Aim of the task » Find the word "address" in the data. Return every line where it appears.

+++++

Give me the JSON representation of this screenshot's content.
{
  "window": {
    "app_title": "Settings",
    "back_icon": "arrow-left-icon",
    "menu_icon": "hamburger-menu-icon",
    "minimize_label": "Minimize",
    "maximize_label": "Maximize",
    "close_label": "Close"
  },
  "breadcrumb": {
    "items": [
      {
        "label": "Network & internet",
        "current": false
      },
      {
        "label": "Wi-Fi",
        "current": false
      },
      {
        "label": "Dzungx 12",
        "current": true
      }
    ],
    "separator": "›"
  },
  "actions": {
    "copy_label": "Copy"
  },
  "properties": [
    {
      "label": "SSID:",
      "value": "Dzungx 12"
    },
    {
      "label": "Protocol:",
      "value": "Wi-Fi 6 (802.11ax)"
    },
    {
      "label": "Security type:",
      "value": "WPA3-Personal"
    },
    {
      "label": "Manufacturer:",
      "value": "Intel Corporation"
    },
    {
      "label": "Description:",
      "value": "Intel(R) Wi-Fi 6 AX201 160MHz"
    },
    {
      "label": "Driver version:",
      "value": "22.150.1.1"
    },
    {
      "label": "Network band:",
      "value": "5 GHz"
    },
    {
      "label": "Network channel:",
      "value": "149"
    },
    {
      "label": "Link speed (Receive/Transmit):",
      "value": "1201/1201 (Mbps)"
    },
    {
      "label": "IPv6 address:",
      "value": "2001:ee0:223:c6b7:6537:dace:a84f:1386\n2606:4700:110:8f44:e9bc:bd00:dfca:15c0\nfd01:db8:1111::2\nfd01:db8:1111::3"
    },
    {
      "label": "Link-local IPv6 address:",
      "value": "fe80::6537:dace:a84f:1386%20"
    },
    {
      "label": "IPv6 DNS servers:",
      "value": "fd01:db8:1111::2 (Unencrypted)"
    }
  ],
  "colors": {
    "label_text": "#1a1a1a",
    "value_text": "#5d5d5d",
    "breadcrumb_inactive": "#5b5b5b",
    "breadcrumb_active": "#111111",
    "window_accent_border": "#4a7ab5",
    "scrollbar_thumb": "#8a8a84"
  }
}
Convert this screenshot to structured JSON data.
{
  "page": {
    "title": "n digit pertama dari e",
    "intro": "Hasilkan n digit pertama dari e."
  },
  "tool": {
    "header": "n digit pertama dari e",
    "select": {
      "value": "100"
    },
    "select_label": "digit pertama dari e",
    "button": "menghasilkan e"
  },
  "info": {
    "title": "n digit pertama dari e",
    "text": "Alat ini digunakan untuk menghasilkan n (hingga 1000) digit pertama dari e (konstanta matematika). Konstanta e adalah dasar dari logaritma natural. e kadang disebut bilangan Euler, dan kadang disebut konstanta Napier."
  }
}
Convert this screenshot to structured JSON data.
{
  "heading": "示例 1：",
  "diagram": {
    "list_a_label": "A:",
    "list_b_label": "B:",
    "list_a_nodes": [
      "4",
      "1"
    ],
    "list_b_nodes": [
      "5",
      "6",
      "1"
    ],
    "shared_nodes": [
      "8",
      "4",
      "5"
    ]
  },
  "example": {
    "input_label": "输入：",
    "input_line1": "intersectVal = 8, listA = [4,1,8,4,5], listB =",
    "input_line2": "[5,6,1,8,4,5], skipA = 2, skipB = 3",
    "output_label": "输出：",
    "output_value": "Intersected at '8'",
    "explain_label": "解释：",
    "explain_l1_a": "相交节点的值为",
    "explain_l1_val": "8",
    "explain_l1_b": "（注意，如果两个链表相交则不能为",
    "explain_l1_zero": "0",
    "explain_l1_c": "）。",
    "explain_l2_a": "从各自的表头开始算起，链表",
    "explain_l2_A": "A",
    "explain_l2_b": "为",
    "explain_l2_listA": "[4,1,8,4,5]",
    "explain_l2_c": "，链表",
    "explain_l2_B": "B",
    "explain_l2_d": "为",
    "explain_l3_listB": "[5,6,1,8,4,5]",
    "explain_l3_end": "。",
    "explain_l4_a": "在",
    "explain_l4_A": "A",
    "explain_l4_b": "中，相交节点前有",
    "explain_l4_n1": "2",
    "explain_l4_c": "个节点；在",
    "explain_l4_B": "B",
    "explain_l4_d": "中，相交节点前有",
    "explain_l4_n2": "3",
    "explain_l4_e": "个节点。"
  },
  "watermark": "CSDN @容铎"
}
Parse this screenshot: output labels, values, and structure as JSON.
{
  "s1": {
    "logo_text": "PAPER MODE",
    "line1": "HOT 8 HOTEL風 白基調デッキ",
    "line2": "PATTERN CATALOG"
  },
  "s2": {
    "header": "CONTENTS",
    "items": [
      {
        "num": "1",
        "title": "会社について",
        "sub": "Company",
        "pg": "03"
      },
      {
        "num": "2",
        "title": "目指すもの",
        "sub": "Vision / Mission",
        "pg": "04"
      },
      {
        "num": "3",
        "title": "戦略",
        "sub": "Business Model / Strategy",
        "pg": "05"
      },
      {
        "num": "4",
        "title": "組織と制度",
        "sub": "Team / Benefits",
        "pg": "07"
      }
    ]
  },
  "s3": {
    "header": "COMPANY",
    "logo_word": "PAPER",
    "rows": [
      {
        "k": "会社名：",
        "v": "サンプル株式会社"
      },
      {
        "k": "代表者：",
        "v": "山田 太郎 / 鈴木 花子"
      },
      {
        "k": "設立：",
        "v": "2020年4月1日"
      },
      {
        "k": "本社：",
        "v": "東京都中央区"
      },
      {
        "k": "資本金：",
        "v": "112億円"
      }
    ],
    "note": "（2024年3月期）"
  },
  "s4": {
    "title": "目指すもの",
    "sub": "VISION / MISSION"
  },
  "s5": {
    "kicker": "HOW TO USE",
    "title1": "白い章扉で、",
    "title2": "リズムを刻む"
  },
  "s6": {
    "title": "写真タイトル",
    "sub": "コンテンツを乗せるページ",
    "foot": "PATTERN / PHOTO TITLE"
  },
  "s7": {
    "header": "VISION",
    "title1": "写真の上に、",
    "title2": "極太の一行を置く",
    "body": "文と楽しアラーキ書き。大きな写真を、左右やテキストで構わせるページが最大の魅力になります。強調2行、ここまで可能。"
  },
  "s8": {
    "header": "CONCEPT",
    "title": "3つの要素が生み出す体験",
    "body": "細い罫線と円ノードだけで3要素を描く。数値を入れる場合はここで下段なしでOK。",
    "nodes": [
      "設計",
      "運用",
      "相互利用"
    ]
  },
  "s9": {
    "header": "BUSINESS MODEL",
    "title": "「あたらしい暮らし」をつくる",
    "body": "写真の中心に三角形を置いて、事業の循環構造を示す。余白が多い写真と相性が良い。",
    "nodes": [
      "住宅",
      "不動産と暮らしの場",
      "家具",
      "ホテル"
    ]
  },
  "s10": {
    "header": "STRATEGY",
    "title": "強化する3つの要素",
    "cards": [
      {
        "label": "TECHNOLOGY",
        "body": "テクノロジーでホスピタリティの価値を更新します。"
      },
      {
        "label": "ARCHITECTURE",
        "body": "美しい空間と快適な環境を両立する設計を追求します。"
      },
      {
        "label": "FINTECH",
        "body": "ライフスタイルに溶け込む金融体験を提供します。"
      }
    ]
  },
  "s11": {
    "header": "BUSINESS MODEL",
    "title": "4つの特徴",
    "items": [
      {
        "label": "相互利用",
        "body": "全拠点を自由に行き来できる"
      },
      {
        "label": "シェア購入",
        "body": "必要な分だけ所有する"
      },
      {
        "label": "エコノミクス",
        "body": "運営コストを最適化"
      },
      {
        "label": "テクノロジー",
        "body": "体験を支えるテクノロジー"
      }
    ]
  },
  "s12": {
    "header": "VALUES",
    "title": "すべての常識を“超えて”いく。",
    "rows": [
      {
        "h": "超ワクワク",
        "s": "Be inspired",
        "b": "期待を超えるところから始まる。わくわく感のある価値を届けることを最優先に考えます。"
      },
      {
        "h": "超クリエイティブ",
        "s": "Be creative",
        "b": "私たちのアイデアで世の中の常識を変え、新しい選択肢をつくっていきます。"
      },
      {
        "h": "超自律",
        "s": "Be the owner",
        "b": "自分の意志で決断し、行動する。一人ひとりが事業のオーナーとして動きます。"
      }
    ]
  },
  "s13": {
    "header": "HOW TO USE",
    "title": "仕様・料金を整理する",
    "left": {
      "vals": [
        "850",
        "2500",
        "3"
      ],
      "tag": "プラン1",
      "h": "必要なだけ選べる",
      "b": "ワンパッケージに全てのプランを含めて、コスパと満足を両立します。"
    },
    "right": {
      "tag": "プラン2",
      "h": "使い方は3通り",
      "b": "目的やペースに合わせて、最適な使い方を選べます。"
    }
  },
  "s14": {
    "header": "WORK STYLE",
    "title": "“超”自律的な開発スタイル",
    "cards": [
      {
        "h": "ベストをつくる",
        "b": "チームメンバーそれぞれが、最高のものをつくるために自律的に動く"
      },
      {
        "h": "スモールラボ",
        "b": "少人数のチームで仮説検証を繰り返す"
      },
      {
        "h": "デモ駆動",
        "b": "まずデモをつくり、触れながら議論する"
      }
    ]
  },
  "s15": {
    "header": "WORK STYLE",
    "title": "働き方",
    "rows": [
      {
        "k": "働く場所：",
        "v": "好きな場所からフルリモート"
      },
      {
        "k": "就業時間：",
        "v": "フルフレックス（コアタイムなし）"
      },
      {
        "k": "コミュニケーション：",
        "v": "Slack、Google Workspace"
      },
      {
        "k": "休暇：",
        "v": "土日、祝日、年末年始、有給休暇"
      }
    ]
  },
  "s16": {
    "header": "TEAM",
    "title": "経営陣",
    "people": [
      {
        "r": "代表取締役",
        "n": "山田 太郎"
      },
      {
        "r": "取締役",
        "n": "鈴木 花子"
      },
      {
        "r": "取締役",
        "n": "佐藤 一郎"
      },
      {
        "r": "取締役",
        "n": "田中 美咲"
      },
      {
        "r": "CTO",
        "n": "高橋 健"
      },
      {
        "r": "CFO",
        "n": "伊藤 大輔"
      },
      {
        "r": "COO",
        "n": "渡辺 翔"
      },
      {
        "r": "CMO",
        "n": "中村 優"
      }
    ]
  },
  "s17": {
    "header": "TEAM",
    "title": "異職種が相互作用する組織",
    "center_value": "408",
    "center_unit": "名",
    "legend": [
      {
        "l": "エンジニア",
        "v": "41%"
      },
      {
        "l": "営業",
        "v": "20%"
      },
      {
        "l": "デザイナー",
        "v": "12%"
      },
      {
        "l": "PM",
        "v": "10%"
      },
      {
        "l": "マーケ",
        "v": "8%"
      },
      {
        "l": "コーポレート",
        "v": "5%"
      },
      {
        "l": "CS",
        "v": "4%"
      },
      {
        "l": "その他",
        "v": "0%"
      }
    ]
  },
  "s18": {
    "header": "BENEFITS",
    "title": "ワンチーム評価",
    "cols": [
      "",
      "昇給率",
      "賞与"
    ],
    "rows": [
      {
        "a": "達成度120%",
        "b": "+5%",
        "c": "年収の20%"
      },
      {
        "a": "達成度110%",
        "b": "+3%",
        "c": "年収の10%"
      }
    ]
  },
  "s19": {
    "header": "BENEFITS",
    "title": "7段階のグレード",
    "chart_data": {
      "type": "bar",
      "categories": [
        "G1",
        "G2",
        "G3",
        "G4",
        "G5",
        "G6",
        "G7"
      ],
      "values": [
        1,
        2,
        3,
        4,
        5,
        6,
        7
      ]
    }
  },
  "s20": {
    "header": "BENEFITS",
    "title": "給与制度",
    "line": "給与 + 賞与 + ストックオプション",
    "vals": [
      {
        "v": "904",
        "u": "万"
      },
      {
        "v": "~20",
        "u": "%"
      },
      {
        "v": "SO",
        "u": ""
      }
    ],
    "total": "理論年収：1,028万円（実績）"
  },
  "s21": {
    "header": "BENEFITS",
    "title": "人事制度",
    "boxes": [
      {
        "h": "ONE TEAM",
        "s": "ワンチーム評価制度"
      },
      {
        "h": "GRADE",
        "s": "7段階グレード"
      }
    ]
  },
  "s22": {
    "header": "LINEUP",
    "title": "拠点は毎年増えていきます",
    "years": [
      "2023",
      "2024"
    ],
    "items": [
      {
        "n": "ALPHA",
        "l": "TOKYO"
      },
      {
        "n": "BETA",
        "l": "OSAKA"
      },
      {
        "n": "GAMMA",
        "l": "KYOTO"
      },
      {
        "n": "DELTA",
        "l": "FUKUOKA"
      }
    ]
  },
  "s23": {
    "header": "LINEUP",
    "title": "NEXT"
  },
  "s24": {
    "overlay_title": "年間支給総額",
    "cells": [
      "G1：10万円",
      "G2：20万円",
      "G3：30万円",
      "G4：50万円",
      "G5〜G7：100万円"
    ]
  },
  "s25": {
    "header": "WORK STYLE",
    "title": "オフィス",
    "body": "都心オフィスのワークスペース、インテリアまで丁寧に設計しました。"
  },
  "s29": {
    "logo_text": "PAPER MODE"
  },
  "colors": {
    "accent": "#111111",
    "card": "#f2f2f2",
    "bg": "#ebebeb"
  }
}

+++++

Right answer »
      "label": "IPv6 address:",
      "label": "Link-local IPv6 address:",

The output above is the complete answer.